(Collected data)
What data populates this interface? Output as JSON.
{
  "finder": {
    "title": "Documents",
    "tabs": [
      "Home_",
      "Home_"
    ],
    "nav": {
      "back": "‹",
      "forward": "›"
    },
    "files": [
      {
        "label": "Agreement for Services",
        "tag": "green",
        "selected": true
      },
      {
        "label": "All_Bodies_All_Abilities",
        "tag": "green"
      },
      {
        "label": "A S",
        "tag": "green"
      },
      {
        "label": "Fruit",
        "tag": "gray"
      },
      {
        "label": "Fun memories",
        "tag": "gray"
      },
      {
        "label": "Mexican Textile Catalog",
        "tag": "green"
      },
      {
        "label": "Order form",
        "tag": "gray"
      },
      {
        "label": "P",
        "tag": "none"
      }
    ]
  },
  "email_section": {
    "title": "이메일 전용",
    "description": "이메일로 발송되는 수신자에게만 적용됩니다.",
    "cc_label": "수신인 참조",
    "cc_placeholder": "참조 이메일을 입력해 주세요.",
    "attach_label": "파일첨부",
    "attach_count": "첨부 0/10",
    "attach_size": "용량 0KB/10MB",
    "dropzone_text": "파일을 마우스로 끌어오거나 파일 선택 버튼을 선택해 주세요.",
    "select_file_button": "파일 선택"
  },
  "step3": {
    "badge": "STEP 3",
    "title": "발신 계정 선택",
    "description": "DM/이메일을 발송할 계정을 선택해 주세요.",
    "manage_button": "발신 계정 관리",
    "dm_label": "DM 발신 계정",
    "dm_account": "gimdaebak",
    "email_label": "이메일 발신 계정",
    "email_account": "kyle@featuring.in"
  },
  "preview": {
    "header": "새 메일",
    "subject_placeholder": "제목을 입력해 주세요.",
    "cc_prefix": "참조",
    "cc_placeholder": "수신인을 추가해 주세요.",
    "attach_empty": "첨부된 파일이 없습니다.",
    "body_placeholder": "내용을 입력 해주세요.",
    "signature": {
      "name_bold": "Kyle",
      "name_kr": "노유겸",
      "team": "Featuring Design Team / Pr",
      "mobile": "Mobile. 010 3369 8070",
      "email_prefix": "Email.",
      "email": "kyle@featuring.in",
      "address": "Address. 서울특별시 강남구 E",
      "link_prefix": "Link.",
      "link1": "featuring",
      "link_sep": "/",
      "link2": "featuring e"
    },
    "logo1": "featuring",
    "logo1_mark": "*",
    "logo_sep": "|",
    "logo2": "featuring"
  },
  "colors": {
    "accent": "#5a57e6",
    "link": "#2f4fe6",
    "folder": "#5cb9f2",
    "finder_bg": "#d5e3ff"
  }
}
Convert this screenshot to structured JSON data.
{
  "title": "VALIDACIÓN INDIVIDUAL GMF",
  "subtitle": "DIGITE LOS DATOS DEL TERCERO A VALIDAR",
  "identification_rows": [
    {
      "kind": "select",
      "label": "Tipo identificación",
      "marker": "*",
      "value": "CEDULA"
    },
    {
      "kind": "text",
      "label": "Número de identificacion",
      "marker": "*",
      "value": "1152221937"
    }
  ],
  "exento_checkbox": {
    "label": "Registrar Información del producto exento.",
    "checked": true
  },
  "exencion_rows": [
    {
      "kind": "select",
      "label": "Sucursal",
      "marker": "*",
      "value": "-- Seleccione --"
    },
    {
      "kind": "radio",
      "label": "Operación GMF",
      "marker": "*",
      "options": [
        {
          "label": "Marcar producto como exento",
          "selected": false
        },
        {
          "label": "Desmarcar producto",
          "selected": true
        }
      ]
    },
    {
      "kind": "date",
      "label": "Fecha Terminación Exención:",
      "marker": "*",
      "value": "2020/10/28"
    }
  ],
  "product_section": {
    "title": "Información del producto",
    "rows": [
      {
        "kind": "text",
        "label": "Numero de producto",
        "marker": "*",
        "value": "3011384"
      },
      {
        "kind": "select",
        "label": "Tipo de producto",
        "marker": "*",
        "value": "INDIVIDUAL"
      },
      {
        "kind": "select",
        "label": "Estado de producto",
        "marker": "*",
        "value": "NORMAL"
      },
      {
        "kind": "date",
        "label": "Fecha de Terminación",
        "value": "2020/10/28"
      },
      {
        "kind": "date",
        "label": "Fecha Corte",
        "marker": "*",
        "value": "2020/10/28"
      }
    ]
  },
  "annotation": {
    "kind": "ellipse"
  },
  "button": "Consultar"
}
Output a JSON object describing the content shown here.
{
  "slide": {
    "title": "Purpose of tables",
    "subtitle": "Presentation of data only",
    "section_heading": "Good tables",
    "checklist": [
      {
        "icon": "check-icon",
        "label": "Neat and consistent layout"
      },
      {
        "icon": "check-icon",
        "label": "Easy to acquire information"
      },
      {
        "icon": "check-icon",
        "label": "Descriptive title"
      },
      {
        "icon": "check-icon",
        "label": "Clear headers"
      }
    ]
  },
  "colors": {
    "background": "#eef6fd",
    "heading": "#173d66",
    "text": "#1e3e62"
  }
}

# [PROBLEM]
Reproduce the full listing exactly.

# [REPLY TO THE EXERCISE]
What data populates this interface? Output as JSON.
{
  "finder": {
    "title": "Documents",
    "tabs": [
      "Home_",
      "Home_"
    ],
    "nav": {
      "back": "‹",
      "forward": "›"
    },
    "files": [
      {
        "label": "Agreement for Services",
        "tag": "green",
        "selected": true
      },
      {
        "label": "All_Bodies_All_Abilities",
        "tag": "green"
      },
      {
        "label": "A S",
        "tag": "green"
      },
      {
        "label": "Fruit",
        "tag": "gray"
      },
      {
        "label": "Fun memories",
        "tag": "gray"
      },
      {
        "label": "Mexican Textile Catalog",
        "tag": "green"
      },
      {
        "label": "Order form",
        "tag": "gray"
      },
      {
        "label": "P",
        "tag": "none"
      }
    ]
  },
  "email_section": {
    "title": "이메일 전용",
    "description": "이메일로 발송되는 수신자에게만 적용됩니다.",
    "cc_label": "수신인 참조",
    "cc_placeholder": "참조 이메일을 입력해 주세요.",
    "attach_label": "파일첨부",
    "attach_count": "첨부 0/10",
    "attach_size": "용량 0KB/10MB",
    "dropzone_text": "파일을 마우스로 끌어오거나 파일 선택 버튼을 선택해 주세요.",
    "select_file_button": "파일 선택"
  },
  "step3": {
    "badge": "STEP 3",
    "title": "발신 계정 선택",
    "description": "DM/이메일을 발송할 계정을 선택해 주세요.",
    "manage_button": "발신 계정 관리",
    "dm_label": "DM 발신 계정",
    "dm_account": "gimdaebak",
    "email_label": "이메일 발신 계정",
    "email_account": "kyle@featuring.in"
  },
  "preview": {
    "header": "새 메일",
    "subject_placeholder": "제목을 입력해 주세요.",
    "cc_prefix": "참조",
    "cc_placeholder": "수신인을 추가해 주세요.",
    "attach_empty": "첨부된 파일이 없습니다.",
    "body_placeholder": "내용을 입력 해주세요.",
    "signature": {
      "name_bold": "Kyle",
      "name_kr": "노유겸",
      "team": "Featuring Design Team / Pr",
      "mobile": "Mobile. 010 3369 8070",
      "email_prefix": "Email.",
      "email": "kyle@featuring.in",
      "address": "Address. 서울특별시 강남구 E",
      "link_prefix": "Link.",
      "link1": "featuring",
      "link_sep": "/",
      "link2": "featuring e"
    },
    "logo1": "featuring",
    "logo1_mark": "*",
    "logo_sep": "|",
    "logo2": "featuring"
  },
  "colors": {
    "accent": "#5a57e6",
    "link": "#2f4fe6",
    "folder": "#5cb9f2",
    "finder_bg": "#d5e3ff"
  }
}
Convert this screenshot to structured JSON data.
{
  "title": "VALIDACIÓN INDIVIDUAL GMF",
  "subtitle": "DIGITE LOS DATOS DEL TERCERO A VALIDAR",
  "identification_rows": [
    {
      "kind": "select",
      "label": "Tipo identificación",
      "marker": "*",
      "value": "CEDULA"
    },
    {
      "kind": "text",
      "label": "Número de identificacion",
      "marker": "*",
      "value": "1152221937"
    }
  ],
  "exento_checkbox": {
    "label": "Registrar Información del producto exento.",
    "checked": true
  },
  "exencion_rows": [
    {
      "kind": "select",
      "label": "Sucursal",
      "marker": "*",
      "value": "-- Seleccione --"
    },
    {
      "kind": "radio",
      "label": "Operación GMF",
      "marker": "*",
      "options": [
        {
          "label": "Marcar producto como exento",
          "selected": false
        },
        {
          "label": "Desmarcar producto",
          "selected": true
        }
      ]
    },
    {
      "kind": "date",
      "label": "Fecha Terminación Exención:",
      "marker": "*",
      "value": "2020/10/28"
    }
  ],
  "product_section": {
    "title": "Información del producto",
    "rows": [
      {
        "kind": "text",
        "label": "Numero de producto",
        "marker": "*",
        "value": "3011384"
      },
      {
        "kind": "select",
        "label": "Tipo de producto",
        "marker": "*",
        "value": "INDIVIDUAL"
      },
      {
        "kind": "select",
        "label": "Estado de producto",
        "marker": "*",
        "value": "NORMAL"
      },
      {
        "kind": "date",
        "label": "Fecha de Terminación",
        "value": "2020/10/28"
      },
      {
        "kind": "date",
        "label": "Fecha Corte",
        "marker": "*",
        "value": "2020/10/28"
      }
    ]
  },
  "annotation": {
    "kind": "ellipse"
  },
  "button": "Consultar"
}
Output a JSON object describing the content shown here.
{
  "slide": {
    "title": "Purpose of tables",
    "subtitle": "Presentation of data only",
    "section_heading": "Good tables",
    "checklist": [
      {
        "icon": "check-icon",
        "label": "Neat and consistent layout"
      },
      {
        "icon": "check-icon",
        "label": "Easy to acquire information"
      },
      {
        "icon": "check-icon",
        "label": "Descriptive title"
      },
      {
        "icon": "check-icon",
        "label": "Clear headers"
      }
    ]
  },
  "colors": {
    "background": "#eef6fd",
    "heading": "#173d66",
    "text": "#1e3e62"
  }
}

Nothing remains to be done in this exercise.